* START *

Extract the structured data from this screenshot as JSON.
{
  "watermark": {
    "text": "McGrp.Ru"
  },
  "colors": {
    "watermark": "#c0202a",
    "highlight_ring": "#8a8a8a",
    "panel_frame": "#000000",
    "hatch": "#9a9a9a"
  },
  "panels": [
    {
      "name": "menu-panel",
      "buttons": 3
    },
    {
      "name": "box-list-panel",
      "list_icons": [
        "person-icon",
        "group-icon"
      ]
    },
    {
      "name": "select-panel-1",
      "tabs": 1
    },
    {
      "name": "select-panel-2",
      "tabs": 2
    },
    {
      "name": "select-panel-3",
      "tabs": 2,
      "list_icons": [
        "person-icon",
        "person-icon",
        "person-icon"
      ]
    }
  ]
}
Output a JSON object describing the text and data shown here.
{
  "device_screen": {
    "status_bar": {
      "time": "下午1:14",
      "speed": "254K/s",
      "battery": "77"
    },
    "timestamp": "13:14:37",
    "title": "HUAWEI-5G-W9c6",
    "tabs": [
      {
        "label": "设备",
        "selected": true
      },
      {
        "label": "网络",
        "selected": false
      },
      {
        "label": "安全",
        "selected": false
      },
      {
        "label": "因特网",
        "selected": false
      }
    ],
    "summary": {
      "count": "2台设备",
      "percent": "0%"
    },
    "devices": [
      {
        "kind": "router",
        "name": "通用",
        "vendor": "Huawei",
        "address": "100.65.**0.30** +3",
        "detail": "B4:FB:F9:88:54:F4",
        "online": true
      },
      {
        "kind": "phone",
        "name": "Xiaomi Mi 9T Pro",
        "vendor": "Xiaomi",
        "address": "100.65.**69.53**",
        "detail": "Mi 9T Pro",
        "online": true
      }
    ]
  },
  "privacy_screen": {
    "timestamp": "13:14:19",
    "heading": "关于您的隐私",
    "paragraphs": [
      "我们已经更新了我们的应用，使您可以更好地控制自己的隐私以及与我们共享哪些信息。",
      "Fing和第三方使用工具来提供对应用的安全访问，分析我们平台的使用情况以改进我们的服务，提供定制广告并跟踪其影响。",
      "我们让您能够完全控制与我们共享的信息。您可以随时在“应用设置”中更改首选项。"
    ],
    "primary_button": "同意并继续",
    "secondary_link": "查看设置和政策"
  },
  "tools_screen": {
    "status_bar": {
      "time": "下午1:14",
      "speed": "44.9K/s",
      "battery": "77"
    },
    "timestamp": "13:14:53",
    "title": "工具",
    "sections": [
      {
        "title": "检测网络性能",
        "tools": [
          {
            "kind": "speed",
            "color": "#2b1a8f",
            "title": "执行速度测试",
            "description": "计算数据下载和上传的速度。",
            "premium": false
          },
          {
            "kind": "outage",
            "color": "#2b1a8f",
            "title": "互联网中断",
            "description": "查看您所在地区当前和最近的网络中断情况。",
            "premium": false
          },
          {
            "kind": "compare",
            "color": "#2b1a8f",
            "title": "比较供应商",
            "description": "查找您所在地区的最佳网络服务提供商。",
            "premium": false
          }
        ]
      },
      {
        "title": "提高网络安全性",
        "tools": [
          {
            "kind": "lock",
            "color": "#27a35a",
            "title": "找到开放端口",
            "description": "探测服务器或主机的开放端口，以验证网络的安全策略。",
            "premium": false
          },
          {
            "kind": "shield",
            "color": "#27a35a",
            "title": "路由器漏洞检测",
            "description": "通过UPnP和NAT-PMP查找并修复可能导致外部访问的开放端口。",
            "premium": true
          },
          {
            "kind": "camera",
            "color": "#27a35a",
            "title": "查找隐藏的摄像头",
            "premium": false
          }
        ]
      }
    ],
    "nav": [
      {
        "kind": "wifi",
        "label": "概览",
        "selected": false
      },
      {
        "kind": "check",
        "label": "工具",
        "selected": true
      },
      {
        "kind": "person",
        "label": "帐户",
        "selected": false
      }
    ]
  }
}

* END *

Aim of the task:
Find how many lines include the string "detail" and report that number alone.

Answer for this exercise:
2